**SUPPLIED RECORDS**:
•••
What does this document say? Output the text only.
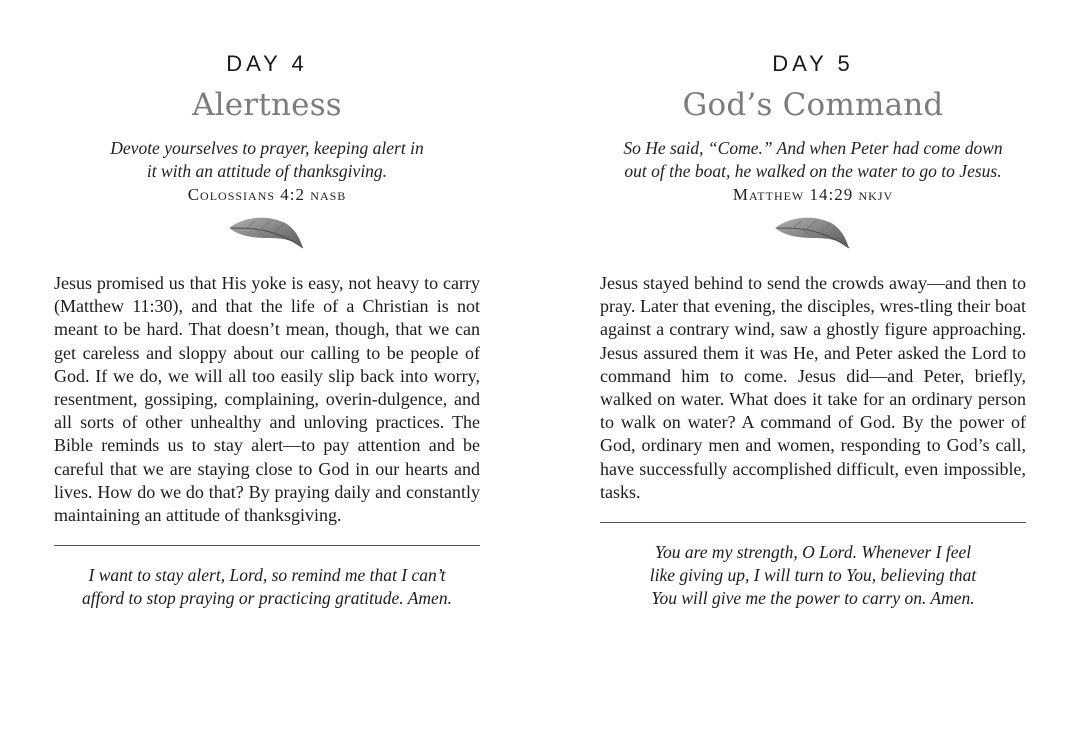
DAY 4
Alertness
Devote yourselves to prayer, keeping alert in
it with an attitude of thanksgiving.
Colossians 4:2 nasb
Jesus promised us that His yoke is easy, not heavy to carry (Matthew 11:30), and that the life of a Christian is not meant to be hard. That doesn’t mean, though, that we can get careless and sloppy about our calling to be people of God. If we do, we will all too easily slip back into worry, resentment, gossiping, complaining, overin-dulgence, and all sorts of other unhealthy and unloving practices. The Bible reminds us to stay alert—to pay attention and be careful that we are staying close to God in our hearts and lives. How do we do that? By praying daily and constantly maintaining an attitude of thanksgiving.
I want to stay alert, Lord, so remind me that I can’t
afford to stop praying or practicing gratitude. Amen.
DAY 5
God’s Command
So He said, “Come.” And when Peter had come down
out of the boat, he walked on the water to go to Jesus.
Matthew 14:29 nkjv
Jesus stayed behind to send the crowds away—and then to pray. Later that evening, the disciples, wres-tling their boat against a contrary wind, saw a ghostly figure approaching. Jesus assured them it was He, and Peter asked the Lord to command him to come. Jesus did—and Peter, briefly, walked on water. What does it take for an ordinary person to walk on water? A command of God. By the power of God, ordinary men and women, responding to God’s call, have successfully accomplished difficult, even impossible, tasks.
You are my strength, O Lord. Whenever I feel
like giving up, I will turn to You, believing that
You will give me the power to carry on. Amen.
•••
**AIM**:
Print all of the entries word for word. Omit the pictures they contain.

**EXPECTED ANSWER**:
What does this document say? Output the text only.
DAY 4
Alertness
Devote yourselves to prayer, keeping alert in
it with an attitude of thanksgiving.
Colossians 4:2 nasb
Jesus promised us that His yoke is easy, not heavy to carry (Matthew 11:30), and that the life of a Christian is not meant to be hard. That doesn’t mean, though, that we can get careless and sloppy about our calling to be people of God. If we do, we will all too easily slip back into worry, resentment, gossiping, complaining, overin-dulgence, and all sorts of other unhealthy and unloving practices. The Bible reminds us to stay alert—to pay attention and be careful that we are staying close to God in our hearts and lives. How do we do that? By praying daily and constantly maintaining an attitude of thanksgiving.
I want to stay alert, Lord, so remind me that I can’t
afford to stop praying or practicing gratitude. Amen.
DAY 5
God’s Command
So He said, “Come.” And when Peter had come down
out of the boat, he walked on the water to go to Jesus.
Matthew 14:29 nkjv
Jesus stayed behind to send the crowds away—and then to pray. Later that evening, the disciples, wres-tling their boat against a contrary wind, saw a ghostly figure approaching. Jesus assured them it was He, and Peter asked the Lord to command him to come. Jesus did—and Peter, briefly, walked on water. What does it take for an ordinary person to walk on water? A command of God. By the power of God, ordinary men and women, responding to God’s call, have successfully accomplished difficult, even impossible, tasks.
You are my strength, O Lord. Whenever I feel
like giving up, I will turn to You, believing that
You will give me the power to carry on. Amen.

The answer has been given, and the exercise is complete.